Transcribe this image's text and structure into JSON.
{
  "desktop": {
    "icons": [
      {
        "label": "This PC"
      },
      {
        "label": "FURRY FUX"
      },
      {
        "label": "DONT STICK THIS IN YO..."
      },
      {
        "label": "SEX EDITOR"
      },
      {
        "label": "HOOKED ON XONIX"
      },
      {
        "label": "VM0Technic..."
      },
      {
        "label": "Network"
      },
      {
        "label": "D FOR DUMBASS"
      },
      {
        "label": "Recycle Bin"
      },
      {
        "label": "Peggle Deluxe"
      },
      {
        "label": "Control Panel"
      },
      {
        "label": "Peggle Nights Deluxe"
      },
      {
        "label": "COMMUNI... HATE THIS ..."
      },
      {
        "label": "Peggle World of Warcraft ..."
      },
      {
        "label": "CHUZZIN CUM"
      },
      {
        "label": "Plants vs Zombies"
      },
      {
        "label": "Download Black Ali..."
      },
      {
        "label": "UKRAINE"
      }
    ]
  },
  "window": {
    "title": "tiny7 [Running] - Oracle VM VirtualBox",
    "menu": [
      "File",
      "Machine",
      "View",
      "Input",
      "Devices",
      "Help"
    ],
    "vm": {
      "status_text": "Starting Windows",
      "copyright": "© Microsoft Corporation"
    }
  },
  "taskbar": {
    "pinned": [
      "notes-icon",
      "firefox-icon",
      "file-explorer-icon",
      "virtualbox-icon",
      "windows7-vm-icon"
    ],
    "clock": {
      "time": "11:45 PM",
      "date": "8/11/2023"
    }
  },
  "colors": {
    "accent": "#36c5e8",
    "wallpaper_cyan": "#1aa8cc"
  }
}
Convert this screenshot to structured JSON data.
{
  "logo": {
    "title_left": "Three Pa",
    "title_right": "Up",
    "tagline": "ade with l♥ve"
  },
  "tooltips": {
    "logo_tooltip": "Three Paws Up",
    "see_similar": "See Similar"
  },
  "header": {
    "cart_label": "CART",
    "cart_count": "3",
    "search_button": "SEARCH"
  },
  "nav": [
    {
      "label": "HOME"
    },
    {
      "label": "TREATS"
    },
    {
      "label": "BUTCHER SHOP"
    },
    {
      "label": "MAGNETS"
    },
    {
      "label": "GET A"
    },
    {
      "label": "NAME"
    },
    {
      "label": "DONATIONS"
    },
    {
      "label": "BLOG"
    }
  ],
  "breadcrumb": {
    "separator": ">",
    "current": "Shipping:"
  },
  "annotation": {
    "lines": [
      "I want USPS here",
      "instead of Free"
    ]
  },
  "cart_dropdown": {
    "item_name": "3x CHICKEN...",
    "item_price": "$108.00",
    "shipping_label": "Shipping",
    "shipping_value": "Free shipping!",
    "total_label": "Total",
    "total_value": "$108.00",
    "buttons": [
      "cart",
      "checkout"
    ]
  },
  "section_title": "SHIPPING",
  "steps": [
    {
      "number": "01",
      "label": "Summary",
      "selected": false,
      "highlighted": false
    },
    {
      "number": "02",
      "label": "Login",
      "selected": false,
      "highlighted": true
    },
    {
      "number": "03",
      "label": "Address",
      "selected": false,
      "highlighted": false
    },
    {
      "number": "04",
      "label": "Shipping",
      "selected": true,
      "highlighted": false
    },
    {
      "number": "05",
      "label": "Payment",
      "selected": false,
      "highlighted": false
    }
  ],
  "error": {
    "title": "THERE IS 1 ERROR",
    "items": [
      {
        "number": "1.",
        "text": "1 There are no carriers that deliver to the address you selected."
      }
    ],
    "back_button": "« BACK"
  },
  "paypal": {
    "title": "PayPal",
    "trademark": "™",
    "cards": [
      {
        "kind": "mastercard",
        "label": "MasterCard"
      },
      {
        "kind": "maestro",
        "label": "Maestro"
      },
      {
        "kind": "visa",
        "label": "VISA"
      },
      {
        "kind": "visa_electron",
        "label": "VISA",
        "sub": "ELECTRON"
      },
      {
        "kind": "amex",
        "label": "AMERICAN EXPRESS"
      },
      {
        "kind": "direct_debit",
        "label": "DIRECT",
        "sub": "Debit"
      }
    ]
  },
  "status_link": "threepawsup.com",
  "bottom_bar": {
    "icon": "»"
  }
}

_THE REQUEST_.
Repeat the material in full, exactly as it stands.

_FINAL RESULT_.
Transcribe this image's text and structure into JSON.
{
  "desktop": {
    "icons": [
      {
        "label": "This PC"
      },
      {
        "label": "FURRY FUX"
      },
      {
        "label": "DONT STICK THIS IN YO..."
      },
      {
        "label": "SEX EDITOR"
      },
      {
        "label": "HOOKED ON XONIX"
      },
      {
        "label": "VM0Technic..."
      },
      {
        "label": "Network"
      },
      {
        "label": "D FOR DUMBASS"
      },
      {
        "label": "Recycle Bin"
      },
      {
        "label": "Peggle Deluxe"
      },
      {
        "label": "Control Panel"
      },
      {
        "label": "Peggle Nights Deluxe"
      },
      {
        "label": "COMMUNI... HATE THIS ..."
      },
      {
        "label": "Peggle World of Warcraft ..."
      },
      {
        "label": "CHUZZIN CUM"
      },
      {
        "label": "Plants vs Zombies"
      },
      {
        "label": "Download Black Ali..."
      },
      {
        "label": "UKRAINE"
      }
    ]
  },
  "window": {
    "title": "tiny7 [Running] - Oracle VM VirtualBox",
    "menu": [
      "File",
      "Machine",
      "View",
      "Input",
      "Devices",
      "Help"
    ],
    "vm": {
      "status_text": "Starting Windows",
      "copyright": "© Microsoft Corporation"
    }
  },
  "taskbar": {
    "pinned": [
      "notes-icon",
      "firefox-icon",
      "file-explorer-icon",
      "virtualbox-icon",
      "windows7-vm-icon"
    ],
    "clock": {
      "time": "11:45 PM",
      "date": "8/11/2023"
    }
  },
  "colors": {
    "accent": "#36c5e8",
    "wallpaper_cyan": "#1aa8cc"
  }
}
Convert this screenshot to structured JSON data.
{
  "logo": {
    "title_left": "Three Pa",
    "title_right": "Up",
    "tagline": "ade with l♥ve"
  },
  "tooltips": {
    "logo_tooltip": "Three Paws Up",
    "see_similar": "See Similar"
  },
  "header": {
    "cart_label": "CART",
    "cart_count": "3",
    "search_button": "SEARCH"
  },
  "nav": [
    {
      "label": "HOME"
    },
    {
      "label": "TREATS"
    },
    {
      "label": "BUTCHER SHOP"
    },
    {
      "label": "MAGNETS"
    },
    {
      "label": "GET A"
    },
    {
      "label": "NAME"
    },
    {
      "label": "DONATIONS"
    },
    {
      "label": "BLOG"
    }
  ],
  "breadcrumb": {
    "separator": ">",
    "current": "Shipping:"
  },
  "annotation": {
    "lines": [
      "I want USPS here",
      "instead of Free"
    ]
  },
  "cart_dropdown": {
    "item_name": "3x CHICKEN...",
    "item_price": "$108.00",
    "shipping_label": "Shipping",
    "shipping_value": "Free shipping!",
    "total_label": "Total",
    "total_value": "$108.00",
    "buttons": [
      "cart",
      "checkout"
    ]
  },
  "section_title": "SHIPPING",
  "steps": [
    {
      "number": "01",
      "label": "Summary",
      "selected": false,
      "highlighted": false
    },
    {
      "number": "02",
      "label": "Login",
      "selected": false,
      "highlighted": true
    },
    {
      "number": "03",
      "label": "Address",
      "selected": false,
      "highlighted": false
    },
    {
      "number": "04",
      "label": "Shipping",
      "selected": true,
      "highlighted": false
    },
    {
      "number": "05",
      "label": "Payment",
      "selected": false,
      "highlighted": false
    }
  ],
  "error": {
    "title": "THERE IS 1 ERROR",
    "items": [
      {
        "number": "1.",
        "text": "1 There are no carriers that deliver to the address you selected."
      }
    ],
    "back_button": "« BACK"
  },
  "paypal": {
    "title": "PayPal",
    "trademark": "™",
    "cards": [
      {
        "kind": "mastercard",
        "label": "MasterCard"
      },
      {
        "kind": "maestro",
        "label": "Maestro"
      },
      {
        "kind": "visa",
        "label": "VISA"
      },
      {
        "kind": "visa_electron",
        "label": "VISA",
        "sub": "ELECTRON"
      },
      {
        "kind": "amex",
        "label": "AMERICAN EXPRESS"
      },
      {
        "kind": "direct_debit",
        "label": "DIRECT",
        "sub": "Debit"
      }
    ]
  },
  "status_link": "threepawsup.com",
  "bottom_bar": {
    "icon": "»"
  }
}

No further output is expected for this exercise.